■ Work to complete
Omit every picture, then give all the entries again exactly.

[Start of Provided records]

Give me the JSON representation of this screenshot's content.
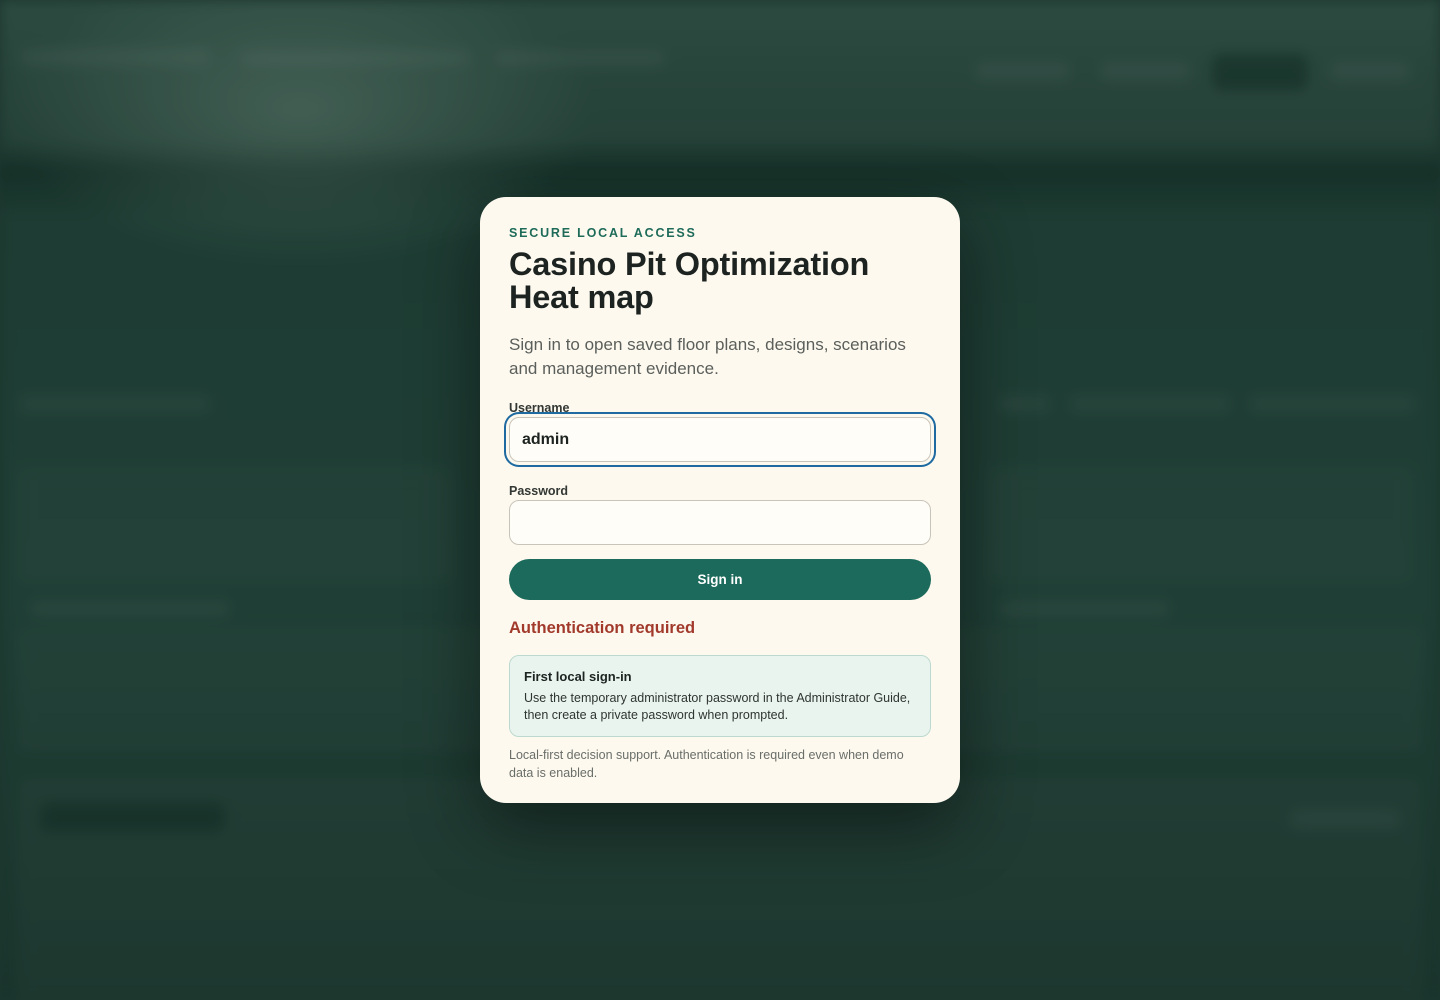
{
  "login": {
    "eyebrow": "SECURE LOCAL ACCESS",
    "title": "Casino Pit Optimization Heat map",
    "subtitle": "Sign in to open saved floor plans, designs, scenarios and management evidence.",
    "username_label": "Username",
    "username_value": "admin",
    "password_label": "Password",
    "password_value": "",
    "sign_in_label": "Sign in",
    "error_text": "Authentication required",
    "notice": {
      "title": "First local sign-in",
      "body": "Use the temporary administrator password in the Administrator Guide, then create a private password when prompted."
    },
    "footnote": "Local-first decision support. Authentication is required even when demo data is enabled."
  },
  "colors": {
    "accent": "#1c6a5b",
    "error": "#a23a2c",
    "focus_ring": "#1f6aa0",
    "card_bg": "#fdf9ef"
  }
}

[End of Provided records]

■ Exercise response
Give me the JSON representation of this screenshot's content.
{
  "login": {
    "eyebrow": "SECURE LOCAL ACCESS",
    "title": "Casino Pit Optimization Heat map",
    "subtitle": "Sign in to open saved floor plans, designs, scenarios and management evidence.",
    "username_label": "Username",
    "username_value": "admin",
    "password_label": "Password",
    "password_value": "",
    "sign_in_label": "Sign in",
    "error_text": "Authentication required",
    "notice": {
      "title": "First local sign-in",
      "body": "Use the temporary administrator password in the Administrator Guide, then create a private password when prompted."
    },
    "footnote": "Local-first decision support. Authentication is required even when demo data is enabled."
  },
  "colors": {
    "accent": "#1c6a5b",
    "error": "#a23a2c",
    "focus_ring": "#1f6aa0",
    "card_bg": "#fdf9ef"
  }
}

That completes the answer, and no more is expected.